> Given request: For this exercise, copy out each line of the material below that includes "Model".

※ ※ ※

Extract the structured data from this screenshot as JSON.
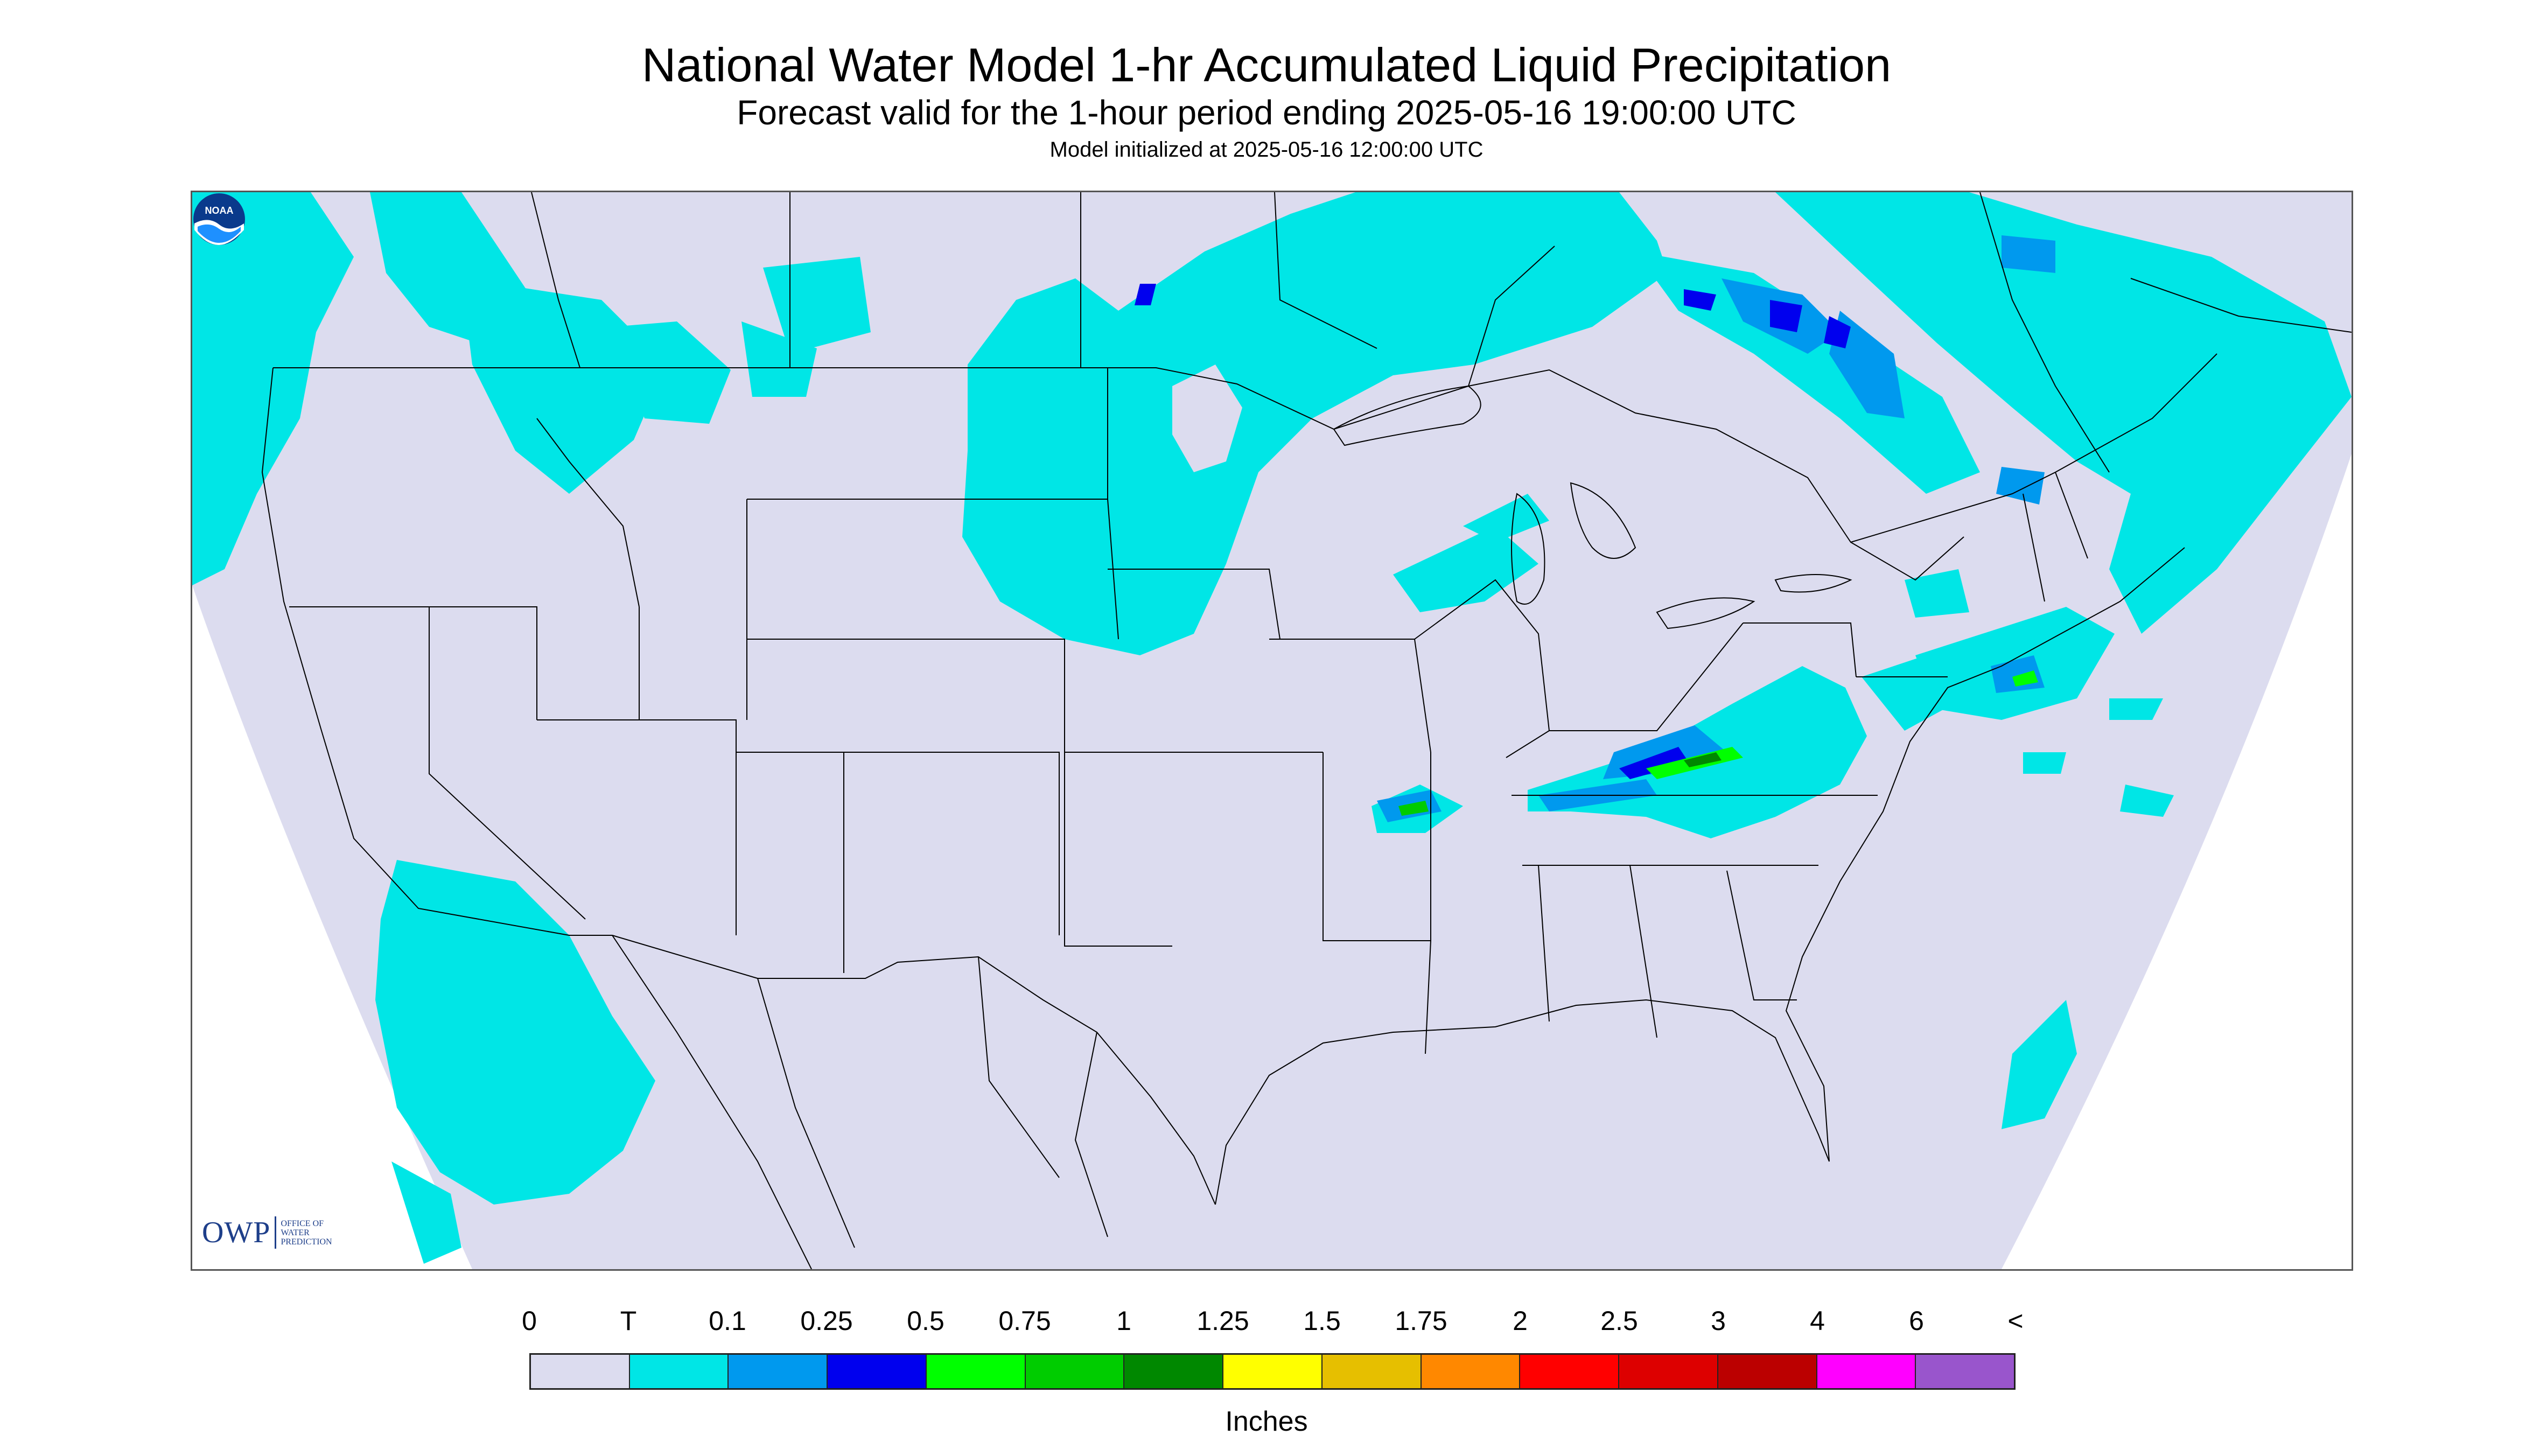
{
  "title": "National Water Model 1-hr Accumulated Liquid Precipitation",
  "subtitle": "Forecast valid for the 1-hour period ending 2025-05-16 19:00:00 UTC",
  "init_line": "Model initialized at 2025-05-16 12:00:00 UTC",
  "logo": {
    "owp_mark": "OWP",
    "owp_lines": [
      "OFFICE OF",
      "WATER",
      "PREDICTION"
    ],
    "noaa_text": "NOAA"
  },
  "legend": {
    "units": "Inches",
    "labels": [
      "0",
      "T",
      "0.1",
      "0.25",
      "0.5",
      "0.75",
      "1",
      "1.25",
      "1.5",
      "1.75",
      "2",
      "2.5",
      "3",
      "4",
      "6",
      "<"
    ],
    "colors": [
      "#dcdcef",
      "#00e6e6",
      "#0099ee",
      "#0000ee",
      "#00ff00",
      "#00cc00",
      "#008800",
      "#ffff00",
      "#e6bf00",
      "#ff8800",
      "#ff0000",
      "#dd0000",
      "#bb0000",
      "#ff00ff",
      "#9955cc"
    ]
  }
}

※ ※ ※

> Result of the exercise:
  "title": "National Water Model 1-hr Accumulated Liquid Precipitation",
  "init_line": "Model initialized at 2025-05-16 12:00:00 UTC",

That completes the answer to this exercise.